**Set problem:**
Pick out every line with the word "heading" and copy it.

###

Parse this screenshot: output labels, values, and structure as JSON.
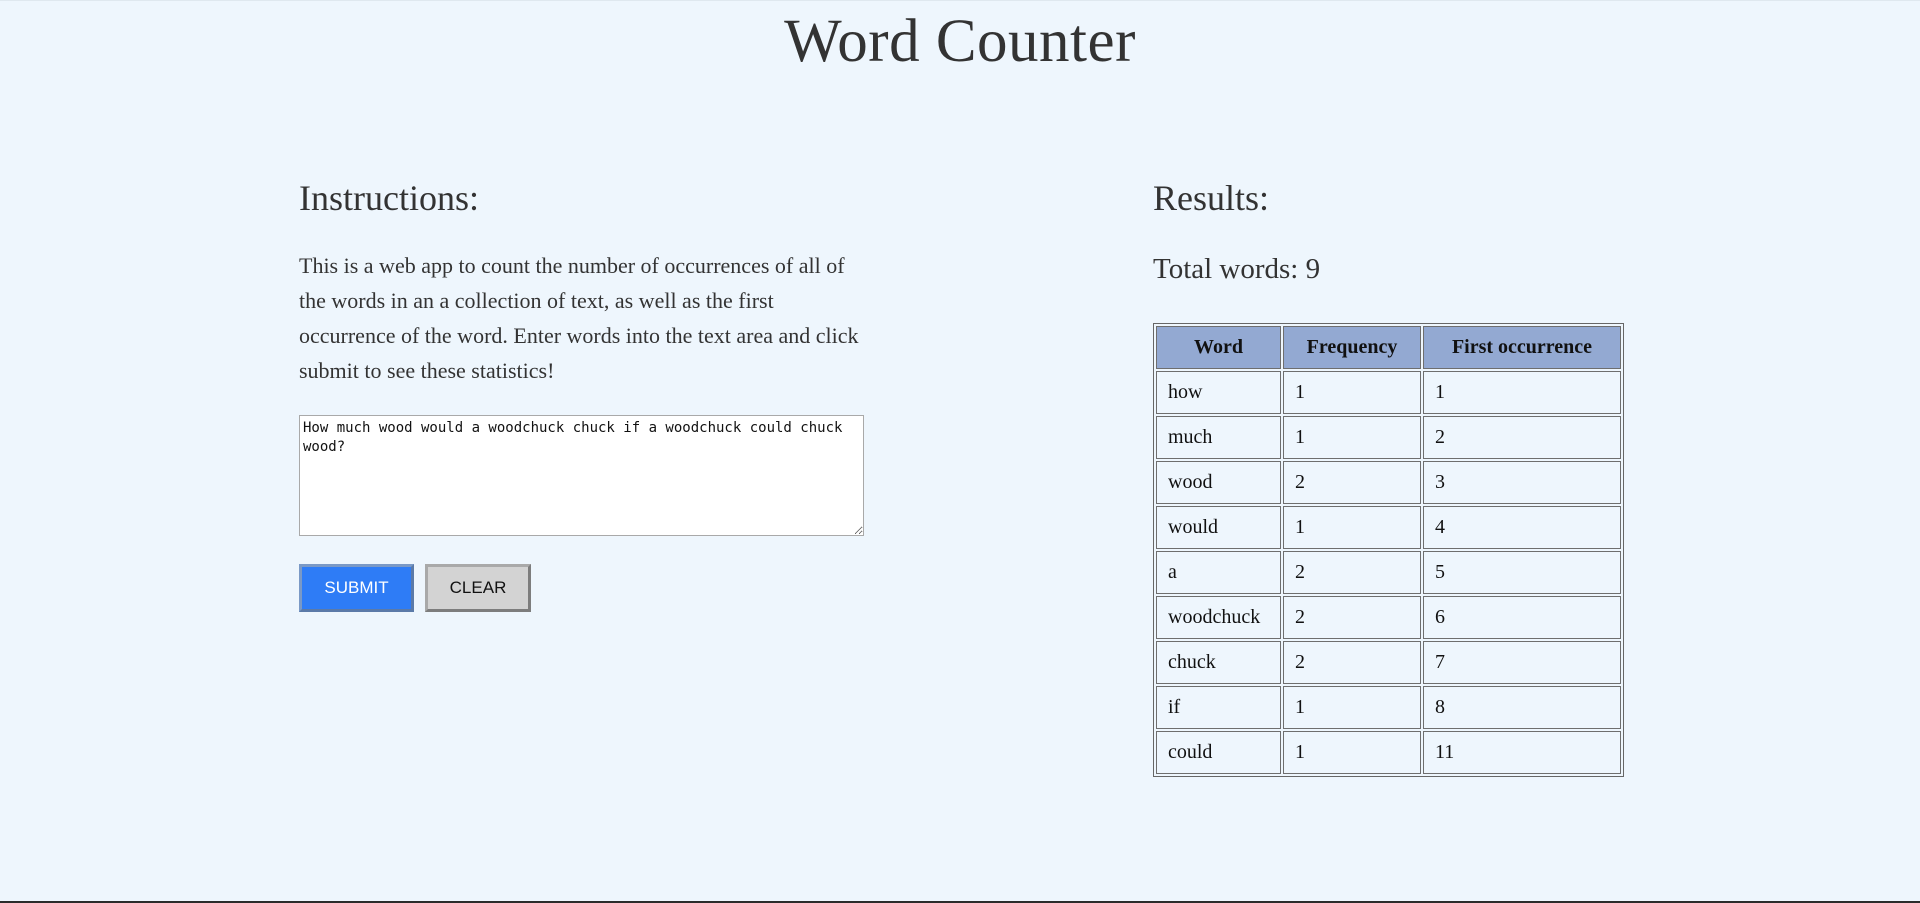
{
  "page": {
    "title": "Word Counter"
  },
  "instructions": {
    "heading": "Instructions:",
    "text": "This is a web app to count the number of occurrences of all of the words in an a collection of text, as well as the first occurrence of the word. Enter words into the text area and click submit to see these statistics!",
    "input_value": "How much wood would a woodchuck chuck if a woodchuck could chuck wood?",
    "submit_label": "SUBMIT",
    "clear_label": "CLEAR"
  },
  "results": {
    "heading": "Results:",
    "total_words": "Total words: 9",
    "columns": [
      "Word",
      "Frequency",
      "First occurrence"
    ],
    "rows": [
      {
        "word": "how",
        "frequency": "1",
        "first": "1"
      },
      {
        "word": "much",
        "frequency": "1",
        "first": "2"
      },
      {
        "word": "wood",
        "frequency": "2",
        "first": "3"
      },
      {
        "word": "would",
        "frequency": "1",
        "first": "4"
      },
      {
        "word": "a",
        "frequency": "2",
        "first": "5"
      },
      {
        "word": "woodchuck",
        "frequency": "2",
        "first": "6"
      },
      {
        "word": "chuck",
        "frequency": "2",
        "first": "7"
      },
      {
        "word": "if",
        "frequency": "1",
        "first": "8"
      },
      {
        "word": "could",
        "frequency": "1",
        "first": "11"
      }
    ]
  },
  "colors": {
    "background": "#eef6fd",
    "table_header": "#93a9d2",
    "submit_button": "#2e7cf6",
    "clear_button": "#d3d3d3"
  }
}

###

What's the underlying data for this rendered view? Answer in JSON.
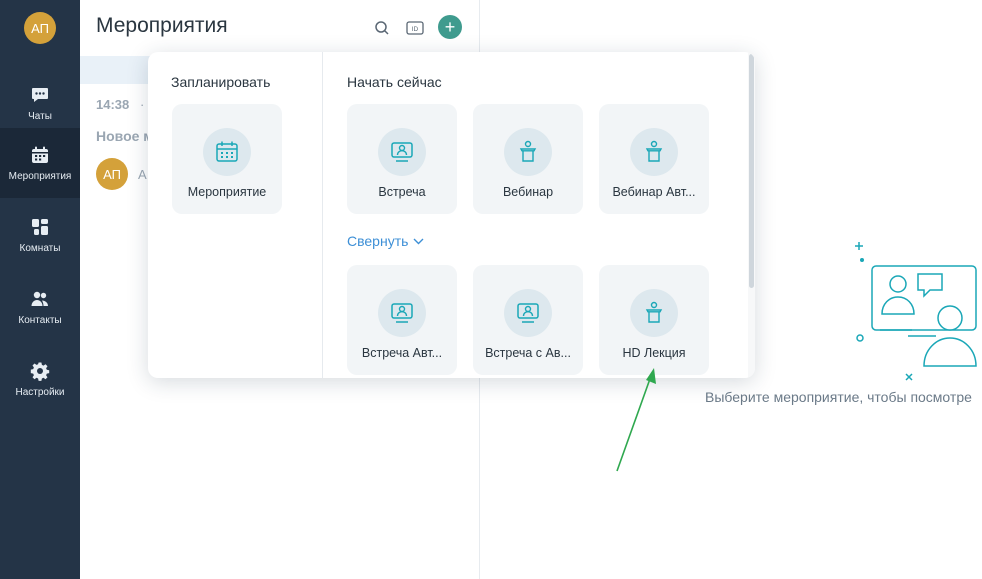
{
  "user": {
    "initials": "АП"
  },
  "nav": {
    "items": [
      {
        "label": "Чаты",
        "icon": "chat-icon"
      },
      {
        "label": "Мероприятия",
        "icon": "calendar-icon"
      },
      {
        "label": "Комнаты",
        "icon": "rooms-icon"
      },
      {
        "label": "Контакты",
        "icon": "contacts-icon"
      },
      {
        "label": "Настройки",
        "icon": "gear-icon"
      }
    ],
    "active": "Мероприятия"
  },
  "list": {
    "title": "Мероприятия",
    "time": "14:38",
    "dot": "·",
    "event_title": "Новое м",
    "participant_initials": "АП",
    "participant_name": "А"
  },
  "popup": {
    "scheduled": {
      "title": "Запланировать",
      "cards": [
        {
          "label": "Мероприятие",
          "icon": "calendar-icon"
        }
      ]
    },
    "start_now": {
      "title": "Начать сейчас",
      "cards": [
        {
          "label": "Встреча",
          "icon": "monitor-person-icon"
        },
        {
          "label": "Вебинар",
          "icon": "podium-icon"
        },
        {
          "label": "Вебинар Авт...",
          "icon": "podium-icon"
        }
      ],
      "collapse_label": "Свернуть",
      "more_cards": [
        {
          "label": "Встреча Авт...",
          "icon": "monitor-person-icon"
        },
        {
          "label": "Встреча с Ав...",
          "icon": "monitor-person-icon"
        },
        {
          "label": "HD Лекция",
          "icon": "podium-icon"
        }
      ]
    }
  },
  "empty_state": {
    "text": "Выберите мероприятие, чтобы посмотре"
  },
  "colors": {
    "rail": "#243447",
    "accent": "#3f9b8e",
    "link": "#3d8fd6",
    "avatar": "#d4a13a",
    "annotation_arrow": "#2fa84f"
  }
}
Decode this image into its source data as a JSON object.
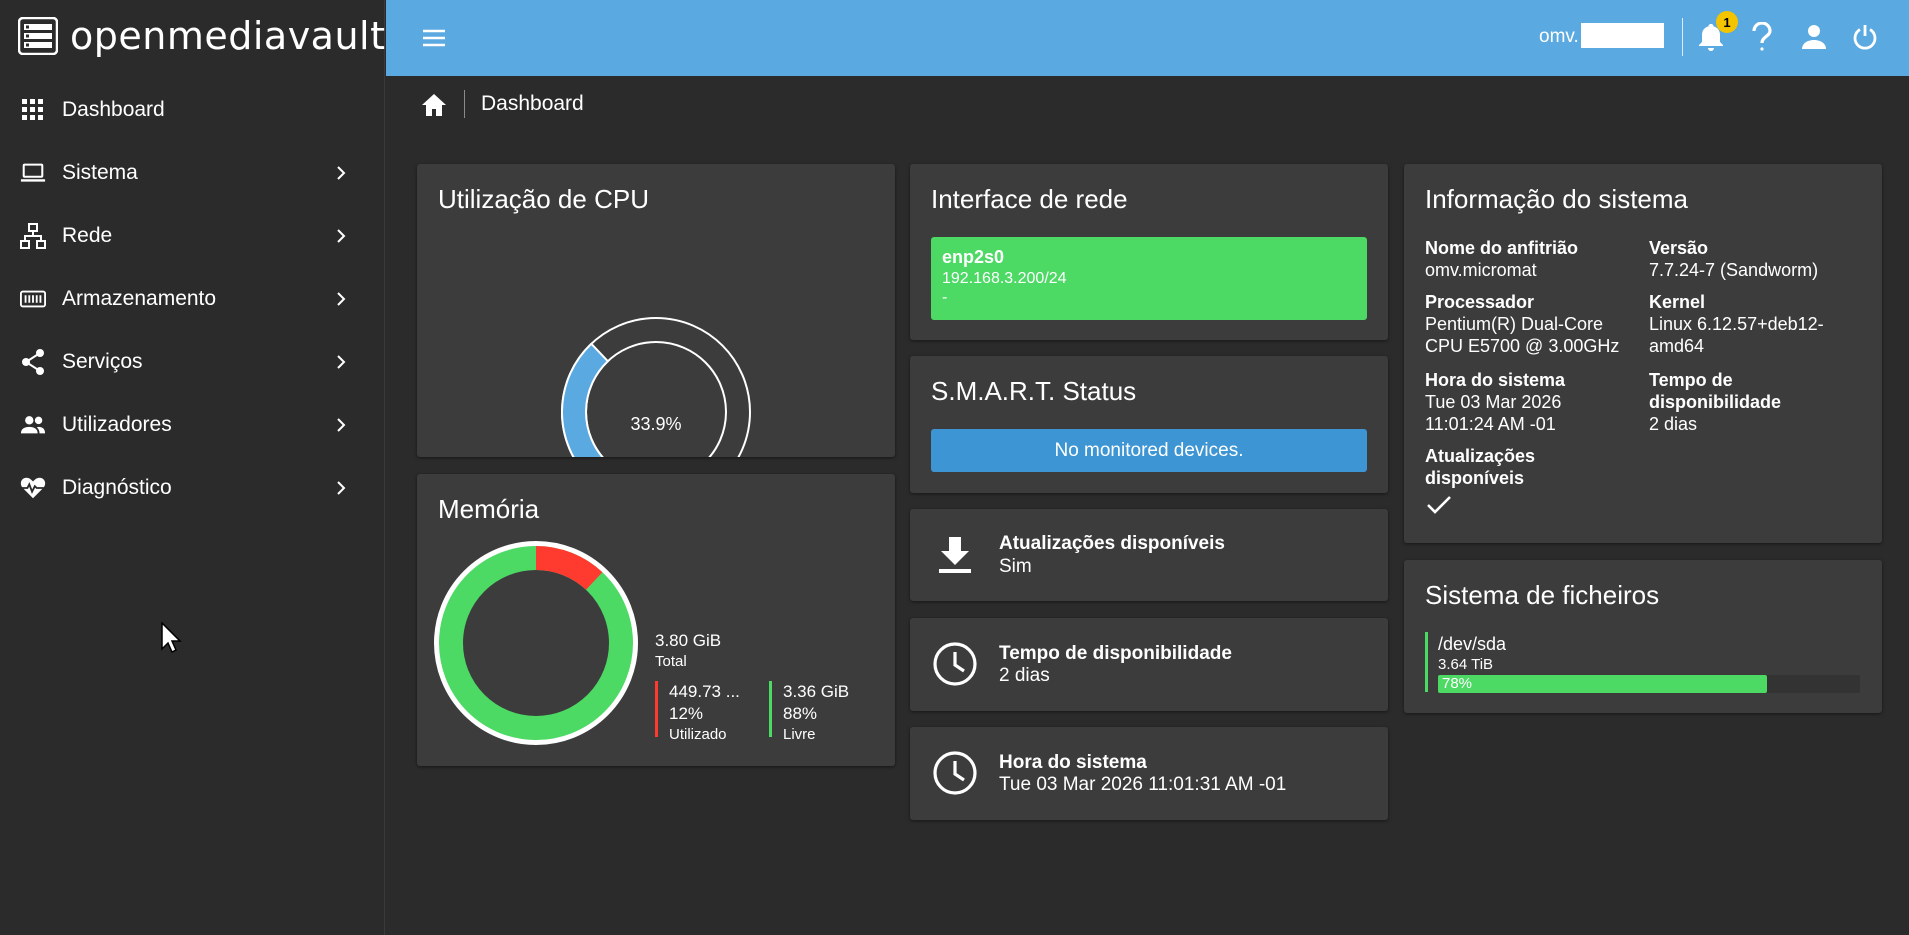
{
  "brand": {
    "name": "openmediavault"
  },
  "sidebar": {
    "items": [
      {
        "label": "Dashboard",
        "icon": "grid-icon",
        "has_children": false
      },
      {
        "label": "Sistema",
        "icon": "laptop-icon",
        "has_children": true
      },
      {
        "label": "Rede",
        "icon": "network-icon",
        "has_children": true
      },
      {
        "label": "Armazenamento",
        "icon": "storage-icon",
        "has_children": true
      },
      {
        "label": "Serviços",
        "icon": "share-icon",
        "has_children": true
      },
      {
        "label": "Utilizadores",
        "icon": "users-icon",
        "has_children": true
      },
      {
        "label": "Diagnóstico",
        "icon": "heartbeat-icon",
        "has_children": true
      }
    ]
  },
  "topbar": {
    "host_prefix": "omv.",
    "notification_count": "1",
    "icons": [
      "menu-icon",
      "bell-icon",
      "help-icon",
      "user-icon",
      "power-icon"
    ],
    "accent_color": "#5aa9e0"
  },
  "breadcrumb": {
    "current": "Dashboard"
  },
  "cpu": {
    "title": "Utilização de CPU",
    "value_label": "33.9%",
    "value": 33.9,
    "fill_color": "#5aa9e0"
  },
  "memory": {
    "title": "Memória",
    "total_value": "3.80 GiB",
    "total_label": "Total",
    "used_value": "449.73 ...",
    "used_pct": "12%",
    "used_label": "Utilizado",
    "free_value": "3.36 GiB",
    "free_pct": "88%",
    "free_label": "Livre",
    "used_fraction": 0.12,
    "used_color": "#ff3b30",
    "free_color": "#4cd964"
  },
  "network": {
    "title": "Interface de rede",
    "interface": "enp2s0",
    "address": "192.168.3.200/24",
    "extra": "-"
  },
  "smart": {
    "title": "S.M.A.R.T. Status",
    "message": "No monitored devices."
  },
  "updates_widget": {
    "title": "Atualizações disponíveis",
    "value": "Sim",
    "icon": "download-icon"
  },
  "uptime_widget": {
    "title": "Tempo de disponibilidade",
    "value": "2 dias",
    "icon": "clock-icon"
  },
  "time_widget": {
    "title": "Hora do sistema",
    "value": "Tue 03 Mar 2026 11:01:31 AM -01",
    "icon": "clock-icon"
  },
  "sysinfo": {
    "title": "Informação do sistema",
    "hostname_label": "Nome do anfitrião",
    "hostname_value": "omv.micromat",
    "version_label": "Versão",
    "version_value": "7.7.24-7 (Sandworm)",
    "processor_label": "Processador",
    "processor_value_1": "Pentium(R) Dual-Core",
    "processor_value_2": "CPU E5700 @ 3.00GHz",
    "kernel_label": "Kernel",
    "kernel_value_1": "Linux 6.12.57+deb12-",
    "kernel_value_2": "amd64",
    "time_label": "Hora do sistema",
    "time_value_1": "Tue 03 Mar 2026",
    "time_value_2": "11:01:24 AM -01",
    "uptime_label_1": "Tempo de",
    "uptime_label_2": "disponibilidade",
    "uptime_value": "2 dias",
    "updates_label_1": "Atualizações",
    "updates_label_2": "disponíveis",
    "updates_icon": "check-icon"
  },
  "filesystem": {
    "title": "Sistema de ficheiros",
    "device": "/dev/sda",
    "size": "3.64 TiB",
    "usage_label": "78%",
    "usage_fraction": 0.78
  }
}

###

**Written response:**
    "heading": "Instructions:",
    "heading": "Results:",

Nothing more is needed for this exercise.